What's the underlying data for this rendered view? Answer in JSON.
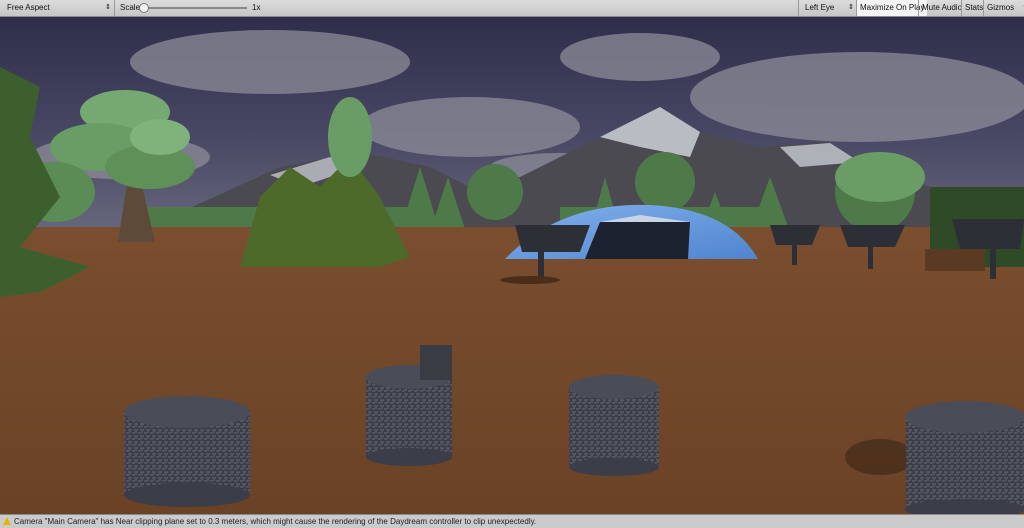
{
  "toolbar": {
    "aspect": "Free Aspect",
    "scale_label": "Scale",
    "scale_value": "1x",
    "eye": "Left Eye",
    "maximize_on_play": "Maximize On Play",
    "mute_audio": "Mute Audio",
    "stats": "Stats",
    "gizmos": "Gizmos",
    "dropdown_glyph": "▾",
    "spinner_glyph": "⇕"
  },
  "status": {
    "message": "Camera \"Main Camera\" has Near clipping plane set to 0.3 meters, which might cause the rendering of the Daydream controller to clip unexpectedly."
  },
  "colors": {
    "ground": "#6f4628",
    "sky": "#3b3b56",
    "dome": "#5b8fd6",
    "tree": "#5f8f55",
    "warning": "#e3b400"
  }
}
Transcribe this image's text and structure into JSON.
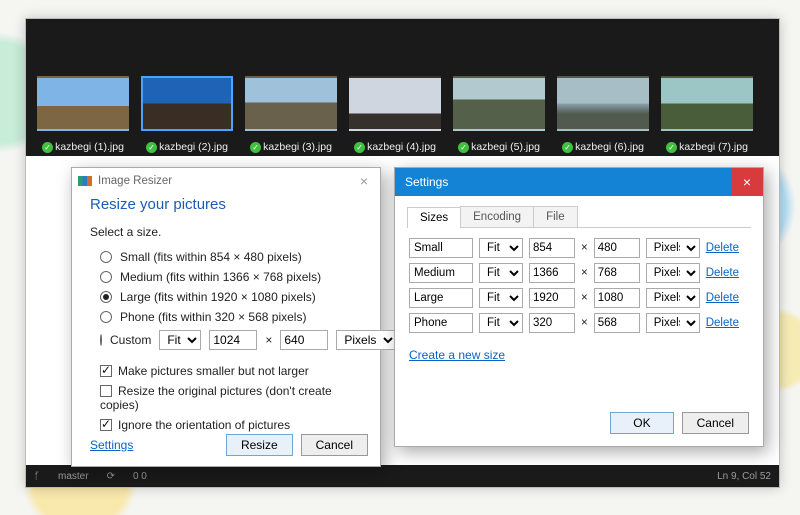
----------
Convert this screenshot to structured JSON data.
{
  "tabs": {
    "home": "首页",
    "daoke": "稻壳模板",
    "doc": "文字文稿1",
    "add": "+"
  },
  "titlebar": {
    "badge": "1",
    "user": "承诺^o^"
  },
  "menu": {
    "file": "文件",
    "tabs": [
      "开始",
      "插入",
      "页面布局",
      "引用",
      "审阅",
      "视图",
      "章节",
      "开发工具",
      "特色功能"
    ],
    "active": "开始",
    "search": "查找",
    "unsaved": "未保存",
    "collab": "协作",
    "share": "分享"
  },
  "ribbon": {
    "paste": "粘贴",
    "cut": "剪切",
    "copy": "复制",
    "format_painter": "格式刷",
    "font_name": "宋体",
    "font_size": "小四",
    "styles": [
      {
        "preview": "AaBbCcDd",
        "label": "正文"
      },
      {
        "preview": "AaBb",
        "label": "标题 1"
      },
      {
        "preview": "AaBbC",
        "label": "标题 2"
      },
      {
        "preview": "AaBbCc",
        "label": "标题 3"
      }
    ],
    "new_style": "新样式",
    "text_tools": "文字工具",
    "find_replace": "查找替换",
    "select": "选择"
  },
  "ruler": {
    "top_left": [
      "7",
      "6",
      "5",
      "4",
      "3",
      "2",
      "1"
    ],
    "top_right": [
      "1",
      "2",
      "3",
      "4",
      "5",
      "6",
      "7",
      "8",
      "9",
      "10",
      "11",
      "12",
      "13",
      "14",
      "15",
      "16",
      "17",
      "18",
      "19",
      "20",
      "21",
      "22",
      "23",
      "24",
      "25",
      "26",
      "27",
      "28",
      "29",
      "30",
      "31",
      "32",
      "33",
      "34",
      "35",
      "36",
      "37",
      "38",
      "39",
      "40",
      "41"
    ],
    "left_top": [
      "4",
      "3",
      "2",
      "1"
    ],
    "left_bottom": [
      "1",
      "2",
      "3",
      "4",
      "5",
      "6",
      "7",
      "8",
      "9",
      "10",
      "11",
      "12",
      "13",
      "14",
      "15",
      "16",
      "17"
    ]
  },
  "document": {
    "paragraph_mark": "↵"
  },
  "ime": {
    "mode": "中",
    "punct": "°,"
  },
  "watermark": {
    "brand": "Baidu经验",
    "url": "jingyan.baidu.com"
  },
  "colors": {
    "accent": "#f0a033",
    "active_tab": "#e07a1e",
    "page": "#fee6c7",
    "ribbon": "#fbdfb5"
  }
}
----------
_Exercise objective_:
Go up to the line with "What's the underlying" and retype exactly from there through the line with "Transcribe this image's". Leave out pictures.

_Final answer_:
What's the underlying data for this rendered view? Answer in JSON.
{
  "toolbar": {
    "aspect": "Free Aspect",
    "scale_label": "Scale",
    "scale_value": "1x",
    "eye": "Left Eye",
    "maximize_on_play": "Maximize On Play",
    "mute_audio": "Mute Audio",
    "stats": "Stats",
    "gizmos": "Gizmos",
    "dropdown_glyph": "▾",
    "spinner_glyph": "⇕"
  },
  "status": {
    "message": "Camera \"Main Camera\" has Near clipping plane set to 0.3 meters, which might cause the rendering of the Daydream controller to clip unexpectedly."
  },
  "colors": {
    "ground": "#6f4628",
    "sky": "#3b3b56",
    "dome": "#5b8fd6",
    "tree": "#5f8f55",
    "warning": "#e3b400"
  }
}
Transcribe this image's text and structure into JSON.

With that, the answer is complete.